▶ [WORK INSTRUCTIONS]:
Say how many lines of these entries include the word "swing", and answer with the number alone.

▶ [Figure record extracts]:
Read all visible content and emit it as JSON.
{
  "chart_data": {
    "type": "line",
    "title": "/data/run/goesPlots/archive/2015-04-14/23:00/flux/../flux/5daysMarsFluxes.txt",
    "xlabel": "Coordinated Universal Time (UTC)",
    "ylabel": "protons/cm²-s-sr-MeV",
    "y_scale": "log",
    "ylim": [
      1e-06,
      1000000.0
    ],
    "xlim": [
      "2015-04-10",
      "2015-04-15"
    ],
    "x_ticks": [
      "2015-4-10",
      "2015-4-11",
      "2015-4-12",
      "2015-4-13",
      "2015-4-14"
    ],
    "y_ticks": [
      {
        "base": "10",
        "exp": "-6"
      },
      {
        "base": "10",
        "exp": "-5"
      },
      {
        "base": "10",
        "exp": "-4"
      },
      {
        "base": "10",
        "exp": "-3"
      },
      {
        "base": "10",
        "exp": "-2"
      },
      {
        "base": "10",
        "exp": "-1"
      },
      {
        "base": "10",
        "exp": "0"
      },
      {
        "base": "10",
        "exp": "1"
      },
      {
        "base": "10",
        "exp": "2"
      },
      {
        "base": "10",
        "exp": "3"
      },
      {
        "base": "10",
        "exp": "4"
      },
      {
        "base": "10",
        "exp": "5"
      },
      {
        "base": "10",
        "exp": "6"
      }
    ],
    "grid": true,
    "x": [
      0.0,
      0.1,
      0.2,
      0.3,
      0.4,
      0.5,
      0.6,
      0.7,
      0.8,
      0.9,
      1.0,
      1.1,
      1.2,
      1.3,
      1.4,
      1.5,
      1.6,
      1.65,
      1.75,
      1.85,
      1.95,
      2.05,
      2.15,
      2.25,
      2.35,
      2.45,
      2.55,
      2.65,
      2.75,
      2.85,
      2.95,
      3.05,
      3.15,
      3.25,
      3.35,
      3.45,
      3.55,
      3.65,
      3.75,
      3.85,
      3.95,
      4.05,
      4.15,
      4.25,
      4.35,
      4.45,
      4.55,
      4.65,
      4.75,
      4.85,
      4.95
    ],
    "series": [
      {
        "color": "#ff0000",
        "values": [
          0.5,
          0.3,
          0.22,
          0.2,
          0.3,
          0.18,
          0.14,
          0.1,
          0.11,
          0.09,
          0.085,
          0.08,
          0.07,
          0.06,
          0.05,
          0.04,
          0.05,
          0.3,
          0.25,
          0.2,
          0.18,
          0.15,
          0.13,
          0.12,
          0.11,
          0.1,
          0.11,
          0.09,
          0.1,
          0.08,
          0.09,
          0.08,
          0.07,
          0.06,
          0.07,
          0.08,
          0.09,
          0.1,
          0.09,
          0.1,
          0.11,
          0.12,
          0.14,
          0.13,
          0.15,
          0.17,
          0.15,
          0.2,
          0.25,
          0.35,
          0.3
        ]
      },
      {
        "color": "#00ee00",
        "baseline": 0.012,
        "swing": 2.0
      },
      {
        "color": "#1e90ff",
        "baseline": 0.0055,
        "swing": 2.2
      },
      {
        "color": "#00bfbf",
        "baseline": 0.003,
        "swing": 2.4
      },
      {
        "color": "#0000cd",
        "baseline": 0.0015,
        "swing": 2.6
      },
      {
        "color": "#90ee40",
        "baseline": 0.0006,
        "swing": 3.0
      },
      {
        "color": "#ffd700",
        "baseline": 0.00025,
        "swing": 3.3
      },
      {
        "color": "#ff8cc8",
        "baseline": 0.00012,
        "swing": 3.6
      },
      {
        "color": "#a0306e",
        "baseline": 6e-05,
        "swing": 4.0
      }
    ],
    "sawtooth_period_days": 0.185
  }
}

▶ [RESPONSE]:
8